> _WORK TO BE COMPLETED_:
Reproduce all of the material word for word.

Figure content listings:
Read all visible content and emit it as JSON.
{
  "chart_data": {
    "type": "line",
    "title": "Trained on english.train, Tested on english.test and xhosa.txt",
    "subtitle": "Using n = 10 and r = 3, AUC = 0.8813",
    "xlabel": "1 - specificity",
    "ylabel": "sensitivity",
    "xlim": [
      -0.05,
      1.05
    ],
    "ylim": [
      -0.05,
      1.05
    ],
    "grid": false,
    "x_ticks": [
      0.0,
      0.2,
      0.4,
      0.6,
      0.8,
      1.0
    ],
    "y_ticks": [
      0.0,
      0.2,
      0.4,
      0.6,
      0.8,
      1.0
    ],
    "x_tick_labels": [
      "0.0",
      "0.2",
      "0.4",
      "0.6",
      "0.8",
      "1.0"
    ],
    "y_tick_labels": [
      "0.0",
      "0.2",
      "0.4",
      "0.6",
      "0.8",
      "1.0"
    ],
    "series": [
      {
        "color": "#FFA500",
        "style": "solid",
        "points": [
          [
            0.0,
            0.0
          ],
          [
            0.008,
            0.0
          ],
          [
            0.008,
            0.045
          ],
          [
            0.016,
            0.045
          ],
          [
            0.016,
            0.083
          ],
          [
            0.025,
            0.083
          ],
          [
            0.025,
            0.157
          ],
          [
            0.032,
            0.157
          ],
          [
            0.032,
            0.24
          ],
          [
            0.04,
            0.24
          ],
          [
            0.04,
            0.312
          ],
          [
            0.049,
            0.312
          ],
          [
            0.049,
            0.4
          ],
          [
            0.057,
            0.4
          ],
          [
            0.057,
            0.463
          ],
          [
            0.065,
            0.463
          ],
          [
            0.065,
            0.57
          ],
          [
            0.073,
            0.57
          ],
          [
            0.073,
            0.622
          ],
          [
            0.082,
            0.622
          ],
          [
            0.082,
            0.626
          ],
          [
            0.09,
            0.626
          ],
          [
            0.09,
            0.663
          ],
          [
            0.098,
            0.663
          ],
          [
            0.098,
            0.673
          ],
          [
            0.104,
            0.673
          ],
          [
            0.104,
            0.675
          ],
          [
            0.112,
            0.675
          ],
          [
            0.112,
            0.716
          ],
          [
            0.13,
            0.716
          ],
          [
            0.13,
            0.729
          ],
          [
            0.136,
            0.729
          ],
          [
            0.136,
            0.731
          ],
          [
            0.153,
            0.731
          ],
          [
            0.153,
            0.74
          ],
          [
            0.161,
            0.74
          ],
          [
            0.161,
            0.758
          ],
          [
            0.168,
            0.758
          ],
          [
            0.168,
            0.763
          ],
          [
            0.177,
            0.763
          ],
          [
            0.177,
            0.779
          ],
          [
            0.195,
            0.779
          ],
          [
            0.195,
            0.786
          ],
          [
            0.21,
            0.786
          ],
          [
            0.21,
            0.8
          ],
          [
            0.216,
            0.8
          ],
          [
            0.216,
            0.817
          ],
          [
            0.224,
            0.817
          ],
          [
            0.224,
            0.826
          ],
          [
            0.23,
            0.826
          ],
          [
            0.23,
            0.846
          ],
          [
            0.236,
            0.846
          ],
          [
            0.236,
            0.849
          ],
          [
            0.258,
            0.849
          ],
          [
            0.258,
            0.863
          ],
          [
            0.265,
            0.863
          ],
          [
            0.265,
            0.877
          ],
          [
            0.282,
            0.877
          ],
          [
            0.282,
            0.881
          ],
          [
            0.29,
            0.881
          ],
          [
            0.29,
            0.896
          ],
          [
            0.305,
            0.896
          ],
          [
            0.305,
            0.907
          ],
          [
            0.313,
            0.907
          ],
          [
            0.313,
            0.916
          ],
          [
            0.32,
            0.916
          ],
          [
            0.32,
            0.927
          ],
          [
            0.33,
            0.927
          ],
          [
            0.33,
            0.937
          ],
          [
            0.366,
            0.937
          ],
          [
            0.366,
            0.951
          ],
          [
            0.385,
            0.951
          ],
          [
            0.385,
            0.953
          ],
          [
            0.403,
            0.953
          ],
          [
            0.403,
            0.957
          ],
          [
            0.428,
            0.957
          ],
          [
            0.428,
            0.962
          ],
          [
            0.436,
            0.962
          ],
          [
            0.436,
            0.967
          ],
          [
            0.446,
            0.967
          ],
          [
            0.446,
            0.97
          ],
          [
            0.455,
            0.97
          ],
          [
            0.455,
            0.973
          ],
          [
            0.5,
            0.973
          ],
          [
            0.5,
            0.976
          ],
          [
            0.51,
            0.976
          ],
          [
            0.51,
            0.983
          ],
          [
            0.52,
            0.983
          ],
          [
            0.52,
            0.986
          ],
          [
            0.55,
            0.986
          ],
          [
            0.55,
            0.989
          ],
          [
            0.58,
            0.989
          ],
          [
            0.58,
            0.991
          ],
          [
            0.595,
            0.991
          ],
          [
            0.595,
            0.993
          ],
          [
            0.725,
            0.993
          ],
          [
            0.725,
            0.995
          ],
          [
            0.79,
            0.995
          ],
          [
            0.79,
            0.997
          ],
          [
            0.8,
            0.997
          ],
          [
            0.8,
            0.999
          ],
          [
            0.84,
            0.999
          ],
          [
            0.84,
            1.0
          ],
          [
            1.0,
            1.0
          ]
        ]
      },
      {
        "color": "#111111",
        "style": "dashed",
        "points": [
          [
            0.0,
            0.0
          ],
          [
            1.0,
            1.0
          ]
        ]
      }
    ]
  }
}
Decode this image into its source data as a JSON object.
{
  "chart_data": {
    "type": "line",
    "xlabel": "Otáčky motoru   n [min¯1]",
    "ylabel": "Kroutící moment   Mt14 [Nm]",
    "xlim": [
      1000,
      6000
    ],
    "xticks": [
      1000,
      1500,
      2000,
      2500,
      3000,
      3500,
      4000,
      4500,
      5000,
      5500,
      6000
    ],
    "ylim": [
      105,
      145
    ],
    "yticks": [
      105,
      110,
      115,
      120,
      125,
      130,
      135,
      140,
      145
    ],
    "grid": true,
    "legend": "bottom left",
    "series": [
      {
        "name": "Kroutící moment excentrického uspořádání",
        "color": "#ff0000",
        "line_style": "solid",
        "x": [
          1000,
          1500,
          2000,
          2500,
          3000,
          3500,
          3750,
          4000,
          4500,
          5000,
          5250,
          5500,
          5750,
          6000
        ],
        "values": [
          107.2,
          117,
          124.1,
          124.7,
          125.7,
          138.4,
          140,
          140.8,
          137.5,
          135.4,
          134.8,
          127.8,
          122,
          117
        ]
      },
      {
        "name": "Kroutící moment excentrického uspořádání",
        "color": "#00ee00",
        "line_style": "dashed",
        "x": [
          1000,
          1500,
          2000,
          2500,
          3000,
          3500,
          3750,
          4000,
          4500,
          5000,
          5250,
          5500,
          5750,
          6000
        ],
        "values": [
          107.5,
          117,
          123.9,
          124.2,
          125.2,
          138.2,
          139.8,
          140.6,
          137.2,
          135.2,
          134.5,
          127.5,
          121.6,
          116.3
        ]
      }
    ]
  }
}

> _WRITTEN ANSWER_:
Read all visible content and emit it as JSON.
{
  "chart_data": {
    "type": "line",
    "title": "Trained on english.train, Tested on english.test and xhosa.txt",
    "subtitle": "Using n = 10 and r = 3, AUC = 0.8813",
    "xlabel": "1 - specificity",
    "ylabel": "sensitivity",
    "xlim": [
      -0.05,
      1.05
    ],
    "ylim": [
      -0.05,
      1.05
    ],
    "grid": false,
    "x_ticks": [
      0.0,
      0.2,
      0.4,
      0.6,
      0.8,
      1.0
    ],
    "y_ticks": [
      0.0,
      0.2,
      0.4,
      0.6,
      0.8,
      1.0
    ],
    "x_tick_labels": [
      "0.0",
      "0.2",
      "0.4",
      "0.6",
      "0.8",
      "1.0"
    ],
    "y_tick_labels": [
      "0.0",
      "0.2",
      "0.4",
      "0.6",
      "0.8",
      "1.0"
    ],
    "series": [
      {
        "color": "#FFA500",
        "style": "solid",
        "points": [
          [
            0.0,
            0.0
          ],
          [
            0.008,
            0.0
          ],
          [
            0.008,
            0.045
          ],
          [
            0.016,
            0.045
          ],
          [
            0.016,
            0.083
          ],
          [
            0.025,
            0.083
          ],
          [
            0.025,
            0.157
          ],
          [
            0.032,
            0.157
          ],
          [
            0.032,
            0.24
          ],
          [
            0.04,
            0.24
          ],
          [
            0.04,
            0.312
          ],
          [
            0.049,
            0.312
          ],
          [
            0.049,
            0.4
          ],
          [
            0.057,
            0.4
          ],
          [
            0.057,
            0.463
          ],
          [
            0.065,
            0.463
          ],
          [
            0.065,
            0.57
          ],
          [
            0.073,
            0.57
          ],
          [
            0.073,
            0.622
          ],
          [
            0.082,
            0.622
          ],
          [
            0.082,
            0.626
          ],
          [
            0.09,
            0.626
          ],
          [
            0.09,
            0.663
          ],
          [
            0.098,
            0.663
          ],
          [
            0.098,
            0.673
          ],
          [
            0.104,
            0.673
          ],
          [
            0.104,
            0.675
          ],
          [
            0.112,
            0.675
          ],
          [
            0.112,
            0.716
          ],
          [
            0.13,
            0.716
          ],
          [
            0.13,
            0.729
          ],
          [
            0.136,
            0.729
          ],
          [
            0.136,
            0.731
          ],
          [
            0.153,
            0.731
          ],
          [
            0.153,
            0.74
          ],
          [
            0.161,
            0.74
          ],
          [
            0.161,
            0.758
          ],
          [
            0.168,
            0.758
          ],
          [
            0.168,
            0.763
          ],
          [
            0.177,
            0.763
          ],
          [
            0.177,
            0.779
          ],
          [
            0.195,
            0.779
          ],
          [
            0.195,
            0.786
          ],
          [
            0.21,
            0.786
          ],
          [
            0.21,
            0.8
          ],
          [
            0.216,
            0.8
          ],
          [
            0.216,
            0.817
          ],
          [
            0.224,
            0.817
          ],
          [
            0.224,
            0.826
          ],
          [
            0.23,
            0.826
          ],
          [
            0.23,
            0.846
          ],
          [
            0.236,
            0.846
          ],
          [
            0.236,
            0.849
          ],
          [
            0.258,
            0.849
          ],
          [
            0.258,
            0.863
          ],
          [
            0.265,
            0.863
          ],
          [
            0.265,
            0.877
          ],
          [
            0.282,
            0.877
          ],
          [
            0.282,
            0.881
          ],
          [
            0.29,
            0.881
          ],
          [
            0.29,
            0.896
          ],
          [
            0.305,
            0.896
          ],
          [
            0.305,
            0.907
          ],
          [
            0.313,
            0.907
          ],
          [
            0.313,
            0.916
          ],
          [
            0.32,
            0.916
          ],
          [
            0.32,
            0.927
          ],
          [
            0.33,
            0.927
          ],
          [
            0.33,
            0.937
          ],
          [
            0.366,
            0.937
          ],
          [
            0.366,
            0.951
          ],
          [
            0.385,
            0.951
          ],
          [
            0.385,
            0.953
          ],
          [
            0.403,
            0.953
          ],
          [
            0.403,
            0.957
          ],
          [
            0.428,
            0.957
          ],
          [
            0.428,
            0.962
          ],
          [
            0.436,
            0.962
          ],
          [
            0.436,
            0.967
          ],
          [
            0.446,
            0.967
          ],
          [
            0.446,
            0.97
          ],
          [
            0.455,
            0.97
          ],
          [
            0.455,
            0.973
          ],
          [
            0.5,
            0.973
          ],
          [
            0.5,
            0.976
          ],
          [
            0.51,
            0.976
          ],
          [
            0.51,
            0.983
          ],
          [
            0.52,
            0.983
          ],
          [
            0.52,
            0.986
          ],
          [
            0.55,
            0.986
          ],
          [
            0.55,
            0.989
          ],
          [
            0.58,
            0.989
          ],
          [
            0.58,
            0.991
          ],
          [
            0.595,
            0.991
          ],
          [
            0.595,
            0.993
          ],
          [
            0.725,
            0.993
          ],
          [
            0.725,
            0.995
          ],
          [
            0.79,
            0.995
          ],
          [
            0.79,
            0.997
          ],
          [
            0.8,
            0.997
          ],
          [
            0.8,
            0.999
          ],
          [
            0.84,
            0.999
          ],
          [
            0.84,
            1.0
          ],
          [
            1.0,
            1.0
          ]
        ]
      },
      {
        "color": "#111111",
        "style": "dashed",
        "points": [
          [
            0.0,
            0.0
          ],
          [
            1.0,
            1.0
          ]
        ]
      }
    ]
  }
}
Decode this image into its source data as a JSON object.
{
  "chart_data": {
    "type": "line",
    "xlabel": "Otáčky motoru   n [min¯1]",
    "ylabel": "Kroutící moment   Mt14 [Nm]",
    "xlim": [
      1000,
      6000
    ],
    "xticks": [
      1000,
      1500,
      2000,
      2500,
      3000,
      3500,
      4000,
      4500,
      5000,
      5500,
      6000
    ],
    "ylim": [
      105,
      145
    ],
    "yticks": [
      105,
      110,
      115,
      120,
      125,
      130,
      135,
      140,
      145
    ],
    "grid": true,
    "legend": "bottom left",
    "series": [
      {
        "name": "Kroutící moment excentrického uspořádání",
        "color": "#ff0000",
        "line_style": "solid",
        "x": [
          1000,
          1500,
          2000,
          2500,
          3000,
          3500,
          3750,
          4000,
          4500,
          5000,
          5250,
          5500,
          5750,
          6000
        ],
        "values": [
          107.2,
          117,
          124.1,
          124.7,
          125.7,
          138.4,
          140,
          140.8,
          137.5,
          135.4,
          134.8,
          127.8,
          122,
          117
        ]
      },
      {
        "name": "Kroutící moment excentrického uspořádání",
        "color": "#00ee00",
        "line_style": "dashed",
        "x": [
          1000,
          1500,
          2000,
          2500,
          3000,
          3500,
          3750,
          4000,
          4500,
          5000,
          5250,
          5500,
          5750,
          6000
        ],
        "values": [
          107.5,
          117,
          123.9,
          124.2,
          125.2,
          138.2,
          139.8,
          140.6,
          137.2,
          135.2,
          134.5,
          127.5,
          121.6,
          116.3
        ]
      }
    ]
  }
}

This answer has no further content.